==== Records provided ====
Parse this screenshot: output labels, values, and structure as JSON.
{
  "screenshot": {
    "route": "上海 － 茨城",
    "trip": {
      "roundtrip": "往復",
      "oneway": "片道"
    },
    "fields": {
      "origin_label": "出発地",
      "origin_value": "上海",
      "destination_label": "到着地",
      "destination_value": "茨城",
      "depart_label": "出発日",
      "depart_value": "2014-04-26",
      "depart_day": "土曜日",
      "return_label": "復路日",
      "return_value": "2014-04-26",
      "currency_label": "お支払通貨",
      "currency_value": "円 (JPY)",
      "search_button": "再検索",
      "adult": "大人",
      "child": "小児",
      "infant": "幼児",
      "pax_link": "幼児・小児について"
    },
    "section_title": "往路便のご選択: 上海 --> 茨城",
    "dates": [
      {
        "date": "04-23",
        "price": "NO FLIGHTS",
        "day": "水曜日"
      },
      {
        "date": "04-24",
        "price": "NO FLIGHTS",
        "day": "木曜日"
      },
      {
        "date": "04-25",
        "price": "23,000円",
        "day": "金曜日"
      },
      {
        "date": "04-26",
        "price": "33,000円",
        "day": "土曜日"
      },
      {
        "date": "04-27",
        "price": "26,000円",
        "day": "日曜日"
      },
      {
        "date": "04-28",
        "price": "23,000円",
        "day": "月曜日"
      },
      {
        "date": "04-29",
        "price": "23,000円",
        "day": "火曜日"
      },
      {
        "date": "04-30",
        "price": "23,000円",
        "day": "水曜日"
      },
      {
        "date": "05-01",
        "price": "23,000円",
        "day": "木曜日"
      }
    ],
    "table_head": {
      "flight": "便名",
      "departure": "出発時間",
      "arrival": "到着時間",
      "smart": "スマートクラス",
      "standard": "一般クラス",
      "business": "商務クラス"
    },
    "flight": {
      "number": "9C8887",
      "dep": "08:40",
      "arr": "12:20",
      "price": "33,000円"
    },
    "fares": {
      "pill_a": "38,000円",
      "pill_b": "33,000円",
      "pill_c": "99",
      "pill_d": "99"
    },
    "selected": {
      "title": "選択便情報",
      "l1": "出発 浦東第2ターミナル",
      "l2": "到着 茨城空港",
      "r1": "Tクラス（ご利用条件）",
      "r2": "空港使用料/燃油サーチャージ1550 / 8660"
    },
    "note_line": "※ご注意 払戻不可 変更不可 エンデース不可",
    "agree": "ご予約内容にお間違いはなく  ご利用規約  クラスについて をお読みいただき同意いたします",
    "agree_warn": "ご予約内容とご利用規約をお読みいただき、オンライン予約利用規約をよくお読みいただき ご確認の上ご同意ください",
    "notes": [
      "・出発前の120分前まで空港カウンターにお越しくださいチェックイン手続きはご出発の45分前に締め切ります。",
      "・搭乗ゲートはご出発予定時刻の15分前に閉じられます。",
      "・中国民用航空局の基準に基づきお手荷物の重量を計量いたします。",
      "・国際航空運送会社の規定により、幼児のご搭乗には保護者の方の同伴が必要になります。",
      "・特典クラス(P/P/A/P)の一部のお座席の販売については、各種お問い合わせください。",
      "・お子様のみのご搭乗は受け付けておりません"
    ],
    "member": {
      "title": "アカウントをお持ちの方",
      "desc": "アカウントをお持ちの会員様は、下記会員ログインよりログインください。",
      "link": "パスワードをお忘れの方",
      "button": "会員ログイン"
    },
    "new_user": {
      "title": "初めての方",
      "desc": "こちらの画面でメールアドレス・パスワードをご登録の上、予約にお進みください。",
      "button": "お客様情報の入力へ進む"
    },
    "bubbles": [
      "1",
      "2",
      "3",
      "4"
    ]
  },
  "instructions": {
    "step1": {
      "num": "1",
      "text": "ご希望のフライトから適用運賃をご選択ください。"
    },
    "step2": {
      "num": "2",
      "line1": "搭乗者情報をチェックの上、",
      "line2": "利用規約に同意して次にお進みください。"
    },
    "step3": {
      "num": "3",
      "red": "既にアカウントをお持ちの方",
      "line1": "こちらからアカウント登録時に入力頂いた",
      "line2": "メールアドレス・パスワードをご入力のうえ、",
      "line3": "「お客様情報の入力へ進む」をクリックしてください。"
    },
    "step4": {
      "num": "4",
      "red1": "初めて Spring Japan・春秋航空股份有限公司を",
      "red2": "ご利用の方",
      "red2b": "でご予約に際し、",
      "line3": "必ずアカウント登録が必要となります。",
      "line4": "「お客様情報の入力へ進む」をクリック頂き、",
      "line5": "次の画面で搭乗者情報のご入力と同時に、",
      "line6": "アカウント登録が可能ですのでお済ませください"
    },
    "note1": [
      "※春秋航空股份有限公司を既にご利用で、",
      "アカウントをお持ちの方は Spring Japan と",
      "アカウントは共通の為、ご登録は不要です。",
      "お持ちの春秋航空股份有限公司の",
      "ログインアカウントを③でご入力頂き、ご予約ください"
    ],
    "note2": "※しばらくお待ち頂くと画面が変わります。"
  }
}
====
Directions: Extract every record. Keep wording exact.

Exercise result:
Parse this screenshot: output labels, values, and structure as JSON.
{
  "screenshot": {
    "route": "上海 － 茨城",
    "trip": {
      "roundtrip": "往復",
      "oneway": "片道"
    },
    "fields": {
      "origin_label": "出発地",
      "origin_value": "上海",
      "destination_label": "到着地",
      "destination_value": "茨城",
      "depart_label": "出発日",
      "depart_value": "2014-04-26",
      "depart_day": "土曜日",
      "return_label": "復路日",
      "return_value": "2014-04-26",
      "currency_label": "お支払通貨",
      "currency_value": "円 (JPY)",
      "search_button": "再検索",
      "adult": "大人",
      "child": "小児",
      "infant": "幼児",
      "pax_link": "幼児・小児について"
    },
    "section_title": "往路便のご選択: 上海 --> 茨城",
    "dates": [
      {
        "date": "04-23",
        "price": "NO FLIGHTS",
        "day": "水曜日"
      },
      {
        "date": "04-24",
        "price": "NO FLIGHTS",
        "day": "木曜日"
      },
      {
        "date": "04-25",
        "price": "23,000円",
        "day": "金曜日"
      },
      {
        "date": "04-26",
        "price": "33,000円",
        "day": "土曜日"
      },
      {
        "date": "04-27",
        "price": "26,000円",
        "day": "日曜日"
      },
      {
        "date": "04-28",
        "price": "23,000円",
        "day": "月曜日"
      },
      {
        "date": "04-29",
        "price": "23,000円",
        "day": "火曜日"
      },
      {
        "date": "04-30",
        "price": "23,000円",
        "day": "水曜日"
      },
      {
        "date": "05-01",
        "price": "23,000円",
        "day": "木曜日"
      }
    ],
    "table_head": {
      "flight": "便名",
      "departure": "出発時間",
      "arrival": "到着時間",
      "smart": "スマートクラス",
      "standard": "一般クラス",
      "business": "商務クラス"
    },
    "flight": {
      "number": "9C8887",
      "dep": "08:40",
      "arr": "12:20",
      "price": "33,000円"
    },
    "fares": {
      "pill_a": "38,000円",
      "pill_b": "33,000円",
      "pill_c": "99",
      "pill_d": "99"
    },
    "selected": {
      "title": "選択便情報",
      "l1": "出発 浦東第2ターミナル",
      "l2": "到着 茨城空港",
      "r1": "Tクラス（ご利用条件）",
      "r2": "空港使用料/燃油サーチャージ1550 / 8660"
    },
    "note_line": "※ご注意 払戻不可 変更不可 エンデース不可",
    "agree": "ご予約内容にお間違いはなく  ご利用規約  クラスについて をお読みいただき同意いたします",
    "agree_warn": "ご予約内容とご利用規約をお読みいただき、オンライン予約利用規約をよくお読みいただき ご確認の上ご同意ください",
    "notes": [
      "・出発前の120分前まで空港カウンターにお越しくださいチェックイン手続きはご出発の45分前に締め切ります。",
      "・搭乗ゲートはご出発予定時刻の15分前に閉じられます。",
      "・中国民用航空局の基準に基づきお手荷物の重量を計量いたします。",
      "・国際航空運送会社の規定により、幼児のご搭乗には保護者の方の同伴が必要になります。",
      "・特典クラス(P/P/A/P)の一部のお座席の販売については、各種お問い合わせください。",
      "・お子様のみのご搭乗は受け付けておりません"
    ],
    "member": {
      "title": "アカウントをお持ちの方",
      "desc": "アカウントをお持ちの会員様は、下記会員ログインよりログインください。",
      "link": "パスワードをお忘れの方",
      "button": "会員ログイン"
    },
    "new_user": {
      "title": "初めての方",
      "desc": "こちらの画面でメールアドレス・パスワードをご登録の上、予約にお進みください。",
      "button": "お客様情報の入力へ進む"
    },
    "bubbles": [
      "1",
      "2",
      "3",
      "4"
    ]
  },
  "instructions": {
    "step1": {
      "num": "1",
      "text": "ご希望のフライトから適用運賃をご選択ください。"
    },
    "step2": {
      "num": "2",
      "line1": "搭乗者情報をチェックの上、",
      "line2": "利用規約に同意して次にお進みください。"
    },
    "step3": {
      "num": "3",
      "red": "既にアカウントをお持ちの方",
      "line1": "こちらからアカウント登録時に入力頂いた",
      "line2": "メールアドレス・パスワードをご入力のうえ、",
      "line3": "「お客様情報の入力へ進む」をクリックしてください。"
    },
    "step4": {
      "num": "4",
      "red1": "初めて Spring Japan・春秋航空股份有限公司を",
      "red2": "ご利用の方",
      "red2b": "でご予約に際し、",
      "line3": "必ずアカウント登録が必要となります。",
      "line4": "「お客様情報の入力へ進む」をクリック頂き、",
      "line5": "次の画面で搭乗者情報のご入力と同時に、",
      "line6": "アカウント登録が可能ですのでお済ませください"
    },
    "note1": [
      "※春秋航空股份有限公司を既にご利用で、",
      "アカウントをお持ちの方は Spring Japan と",
      "アカウントは共通の為、ご登録は不要です。",
      "お持ちの春秋航空股份有限公司の",
      "ログインアカウントを③でご入力頂き、ご予約ください"
    ],
    "note2": "※しばらくお待ち頂くと画面が変わります。"
  }
}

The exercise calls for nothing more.